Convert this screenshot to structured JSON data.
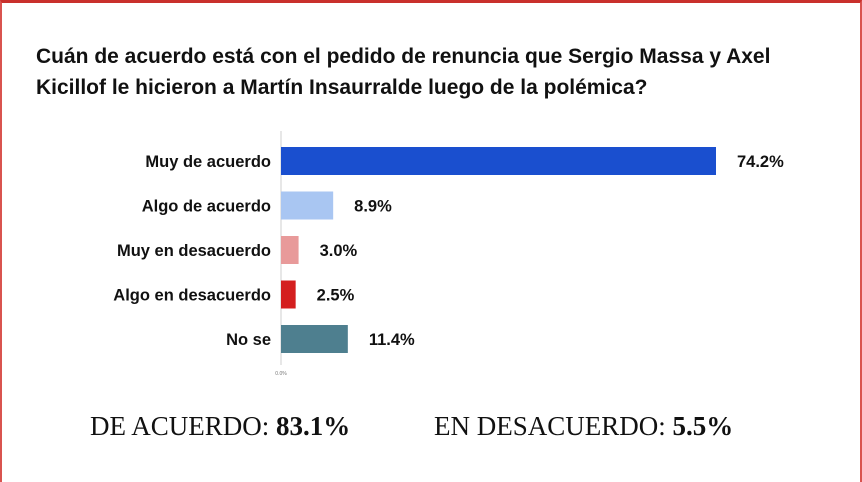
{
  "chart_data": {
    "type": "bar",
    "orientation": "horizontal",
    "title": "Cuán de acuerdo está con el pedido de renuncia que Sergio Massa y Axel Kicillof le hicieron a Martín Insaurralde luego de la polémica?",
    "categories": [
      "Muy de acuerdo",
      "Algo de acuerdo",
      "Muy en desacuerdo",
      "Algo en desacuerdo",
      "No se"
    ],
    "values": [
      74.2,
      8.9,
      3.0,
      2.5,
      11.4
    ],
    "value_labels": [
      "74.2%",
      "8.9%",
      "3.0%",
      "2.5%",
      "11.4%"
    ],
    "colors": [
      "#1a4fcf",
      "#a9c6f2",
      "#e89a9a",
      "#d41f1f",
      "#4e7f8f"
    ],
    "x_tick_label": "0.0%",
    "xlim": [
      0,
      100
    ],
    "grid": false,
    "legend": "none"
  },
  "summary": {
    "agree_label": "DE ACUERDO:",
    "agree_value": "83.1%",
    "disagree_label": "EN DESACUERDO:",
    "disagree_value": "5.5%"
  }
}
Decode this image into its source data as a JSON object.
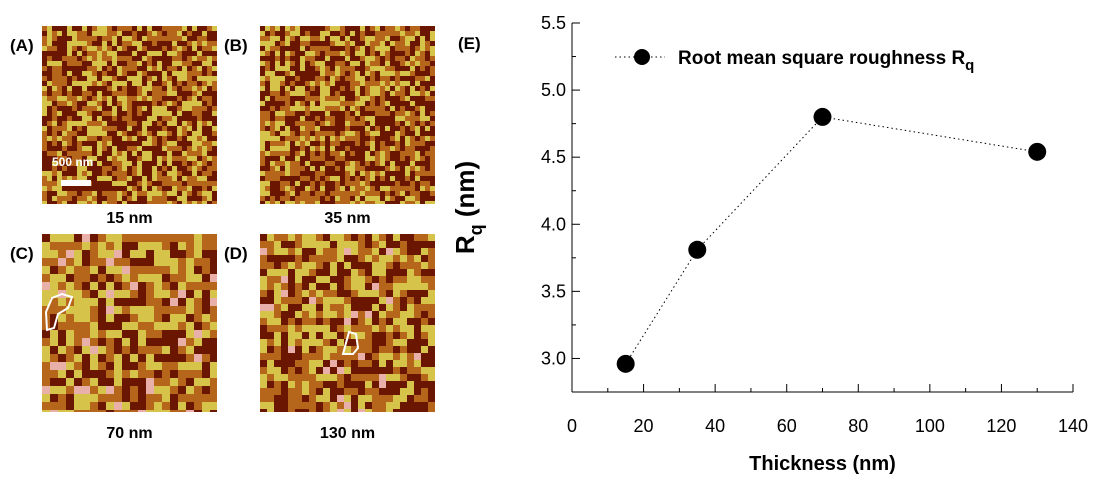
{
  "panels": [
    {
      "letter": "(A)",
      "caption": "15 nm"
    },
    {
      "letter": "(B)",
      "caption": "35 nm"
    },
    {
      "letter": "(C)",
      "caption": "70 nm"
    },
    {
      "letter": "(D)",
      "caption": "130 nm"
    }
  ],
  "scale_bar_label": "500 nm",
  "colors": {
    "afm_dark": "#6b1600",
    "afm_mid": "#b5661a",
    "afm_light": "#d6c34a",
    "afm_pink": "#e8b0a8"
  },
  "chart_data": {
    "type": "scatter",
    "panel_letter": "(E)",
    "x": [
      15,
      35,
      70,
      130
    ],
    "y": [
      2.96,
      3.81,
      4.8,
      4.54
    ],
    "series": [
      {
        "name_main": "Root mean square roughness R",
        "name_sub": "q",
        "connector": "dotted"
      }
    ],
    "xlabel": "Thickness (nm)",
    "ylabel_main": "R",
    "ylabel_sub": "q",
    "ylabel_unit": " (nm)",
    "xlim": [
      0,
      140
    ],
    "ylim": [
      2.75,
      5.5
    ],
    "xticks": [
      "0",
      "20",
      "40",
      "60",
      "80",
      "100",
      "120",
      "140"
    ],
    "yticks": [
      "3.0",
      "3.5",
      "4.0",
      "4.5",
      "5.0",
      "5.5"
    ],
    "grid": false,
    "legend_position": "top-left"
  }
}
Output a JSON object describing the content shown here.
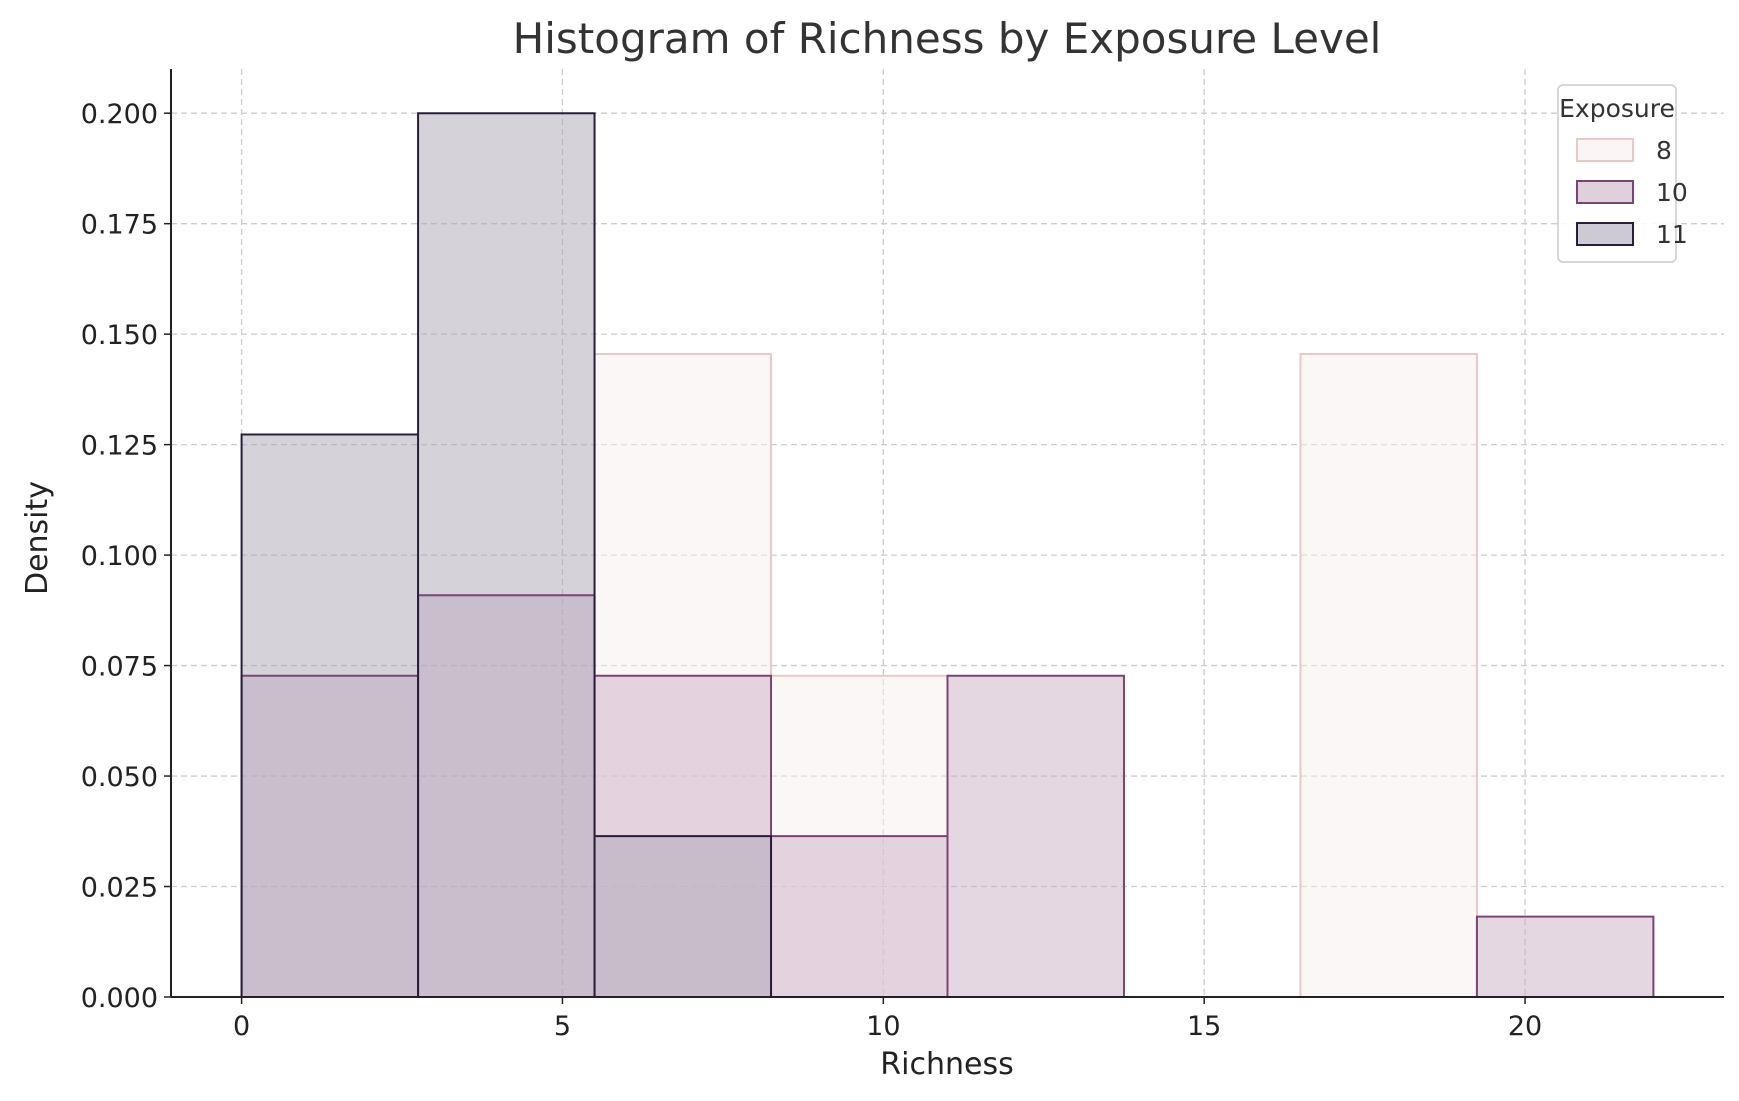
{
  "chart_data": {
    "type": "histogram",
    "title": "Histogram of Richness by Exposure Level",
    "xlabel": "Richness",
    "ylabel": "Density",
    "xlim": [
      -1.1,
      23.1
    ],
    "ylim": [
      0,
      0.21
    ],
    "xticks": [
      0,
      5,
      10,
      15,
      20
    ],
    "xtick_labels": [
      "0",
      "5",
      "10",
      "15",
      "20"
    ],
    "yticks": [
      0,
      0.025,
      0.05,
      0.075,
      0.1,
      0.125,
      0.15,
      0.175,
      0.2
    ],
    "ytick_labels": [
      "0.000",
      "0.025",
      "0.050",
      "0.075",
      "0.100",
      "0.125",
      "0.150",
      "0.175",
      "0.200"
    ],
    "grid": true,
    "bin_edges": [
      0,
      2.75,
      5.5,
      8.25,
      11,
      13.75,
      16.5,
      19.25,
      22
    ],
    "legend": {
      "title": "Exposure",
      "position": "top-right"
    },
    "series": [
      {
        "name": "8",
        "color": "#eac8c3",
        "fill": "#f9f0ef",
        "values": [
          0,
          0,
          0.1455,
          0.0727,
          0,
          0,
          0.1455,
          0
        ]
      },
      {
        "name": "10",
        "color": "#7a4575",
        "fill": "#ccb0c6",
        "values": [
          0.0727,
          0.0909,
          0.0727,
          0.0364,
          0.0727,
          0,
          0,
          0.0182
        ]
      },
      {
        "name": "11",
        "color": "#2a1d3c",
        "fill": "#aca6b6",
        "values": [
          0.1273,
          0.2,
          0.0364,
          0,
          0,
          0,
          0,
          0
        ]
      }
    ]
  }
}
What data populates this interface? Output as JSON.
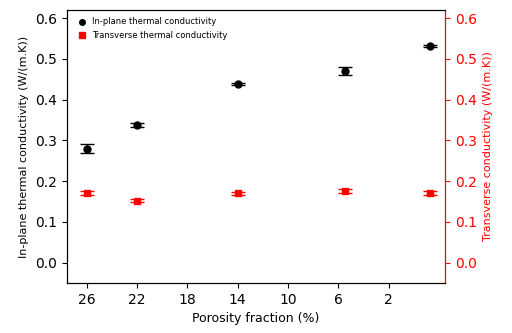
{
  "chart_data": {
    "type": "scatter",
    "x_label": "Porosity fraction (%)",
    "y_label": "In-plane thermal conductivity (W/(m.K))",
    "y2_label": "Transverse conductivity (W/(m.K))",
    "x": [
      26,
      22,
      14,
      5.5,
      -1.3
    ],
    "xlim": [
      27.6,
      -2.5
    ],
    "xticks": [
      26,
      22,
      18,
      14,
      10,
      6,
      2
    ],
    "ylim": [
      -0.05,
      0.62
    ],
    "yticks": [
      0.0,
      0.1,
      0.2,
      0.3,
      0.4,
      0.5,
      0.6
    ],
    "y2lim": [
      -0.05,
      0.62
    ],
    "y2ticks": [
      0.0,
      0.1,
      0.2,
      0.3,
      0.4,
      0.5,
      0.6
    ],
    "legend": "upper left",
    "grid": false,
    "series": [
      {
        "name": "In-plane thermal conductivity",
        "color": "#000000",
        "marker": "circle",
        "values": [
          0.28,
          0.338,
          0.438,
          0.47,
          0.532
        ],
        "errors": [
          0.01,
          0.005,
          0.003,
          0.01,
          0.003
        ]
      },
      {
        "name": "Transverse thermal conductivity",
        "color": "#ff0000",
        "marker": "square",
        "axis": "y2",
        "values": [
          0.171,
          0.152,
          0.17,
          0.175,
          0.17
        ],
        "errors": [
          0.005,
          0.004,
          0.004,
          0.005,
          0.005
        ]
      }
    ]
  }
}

━━━━━━━━━━━━━━━━━━━━━━━━━━━━━━

Would you return the data exactly as written, without the pictures?

Convert this screenshot to structured JSON data.
{
  "chart_data": {
    "type": "bar",
    "orientation": "horizontal",
    "title": "Cuán de acuerdo está con el pedido de renuncia que Sergio Massa y Axel Kicillof le hicieron a Martín Insaurralde luego de la polémica?",
    "categories": [
      "Muy de acuerdo",
      "Algo de acuerdo",
      "Muy en desacuerdo",
      "Algo en desacuerdo",
      "No se"
    ],
    "values": [
      74.2,
      8.9,
      3.0,
      2.5,
      11.4
    ],
    "value_labels": [
      "74.2%",
      "8.9%",
      "3.0%",
      "2.5%",
      "11.4%"
    ],
    "colors": [
      "#1a4fcf",
      "#a9c6f2",
      "#e89a9a",
      "#d41f1f",
      "#4e7f8f"
    ],
    "x_tick_label": "0.0%",
    "xlim": [
      0,
      100
    ],
    "grid": false,
    "legend": "none"
  },
  "summary": {
    "agree_label": "DE ACUERDO:",
    "agree_value": "83.1%",
    "disagree_label": "EN DESACUERDO:",
    "disagree_value": "5.5%"
  }
}
Decode this image into its source data as a JSON object.
{
  "panels": [
    {
      "letter": "(A)",
      "caption": "15 nm"
    },
    {
      "letter": "(B)",
      "caption": "35 nm"
    },
    {
      "letter": "(C)",
      "caption": "70 nm"
    },
    {
      "letter": "(D)",
      "caption": "130 nm"
    }
  ],
  "scale_bar_label": "500 nm",
  "colors": {
    "afm_dark": "#6b1600",
    "afm_mid": "#b5661a",
    "afm_light": "#d6c34a",
    "afm_pink": "#e8b0a8"
  },
  "chart_data": {
    "type": "scatter",
    "panel_letter": "(E)",
    "x": [
      15,
      35,
      70,
      130
    ],
    "y": [
      2.96,
      3.81,
      4.8,
      4.54
    ],
    "series": [
      {
        "name_main": "Root mean square roughness R",
        "name_sub": "q",
        "connector": "dotted"
      }
    ],
    "xlabel": "Thickness (nm)",
    "ylabel_main": "R",
    "ylabel_sub": "q",
    "ylabel_unit": " (nm)",
    "xlim": [
      0,
      140
    ],
    "ylim": [
      2.75,
      5.5
    ],
    "xticks": [
      "0",
      "20",
      "40",
      "60",
      "80",
      "100",
      "120",
      "140"
    ],
    "yticks": [
      "3.0",
      "3.5",
      "4.0",
      "4.5",
      "5.0",
      "5.5"
    ],
    "grid": false,
    "legend_position": "top-left"
  }
}
Output a JSON object describing the content shown here.
{
  "chart_data": {
    "type": "histogram",
    "title": "Histogram of Richness by Exposure Level",
    "xlabel": "Richness",
    "ylabel": "Density",
    "xlim": [
      -1.1,
      23.1
    ],
    "ylim": [
      0,
      0.21
    ],
    "xticks": [
      0,
      5,
      10,
      15,
      20
    ],
    "xtick_labels": [
      "0",
      "5",
      "10",
      "15",
      "20"
    ],
    "yticks": [
      0,
      0.025,
      0.05,
      0.075,
      0.1,
      0.125,
      0.15,
      0.175,
      0.2
    ],
    "ytick_labels": [
      "0.000",
      "0.025",
      "0.050",
      "0.075",
      "0.100",
      "0.125",
      "0.150",
      "0.175",
      "0.200"
    ],
    "grid": true,
    "bin_edges": [
      0,
      2.75,
      5.5,
      8.25,
      11,
      13.75,
      16.5,
      19.25,
      22
    ],
    "legend": {
      "title": "Exposure",
      "position": "top-right"
    },
    "series": [
      {
        "name": "8",
        "color": "#eac8c3",
        "fill": "#f9f0ef",
        "values": [
          0,
          0,
          0.1455,
          0.0727,
          0,
          0,
          0.1455,
          0
        ]
      },
      {
        "name": "10",
        "color": "#7a4575",
        "fill": "#ccb0c6",
        "values": [
          0.0727,
          0.0909,
          0.0727,
          0.0364,
          0.0727,
          0,
          0,
          0.0182
        ]
      },
      {
        "name": "11",
        "color": "#2a1d3c",
        "fill": "#aca6b6",
        "values": [
          0.1273,
          0.2,
          0.0364,
          0,
          0,
          0,
          0,
          0
        ]
      }
    ]
  }
}
What data populates this interface? Output as JSON.
{
  "chart_data": {
    "type": "scatter",
    "x_label": "Porosity fraction (%)",
    "y_label": "In-plane thermal conductivity (W/(m.K))",
    "y2_label": "Transverse conductivity (W/(m.K))",
    "x": [
      26,
      22,
      14,
      5.5,
      -1.3
    ],
    "xlim": [
      27.6,
      -2.5
    ],
    "xticks": [
      26,
      22,
      18,
      14,
      10,
      6,
      2
    ],
    "ylim": [
      -0.05,
      0.62
    ],
    "yticks": [
      0.0,
      0.1,
      0.2,
      0.3,
      0.4,
      0.5,
      0.6
    ],
    "y2lim": [
      -0.05,
      0.62
    ],
    "y2ticks": [
      0.0,
      0.1,
      0.2,
      0.3,
      0.4,
      0.5,
      0.6
    ],
    "legend": "upper left",
    "grid": false,
    "series": [
      {
        "name": "In-plane thermal conductivity",
        "color": "#000000",
        "marker": "circle",
        "values": [
          0.28,
          0.338,
          0.438,
          0.47,
          0.532
        ],
        "errors": [
          0.01,
          0.005,
          0.003,
          0.01,
          0.003
        ]
      },
      {
        "name": "Transverse thermal conductivity",
        "color": "#ff0000",
        "marker": "square",
        "axis": "y2",
        "values": [
          0.171,
          0.152,
          0.17,
          0.175,
          0.17
        ],
        "errors": [
          0.005,
          0.004,
          0.004,
          0.005,
          0.005
        ]
      }
    ]
  }
}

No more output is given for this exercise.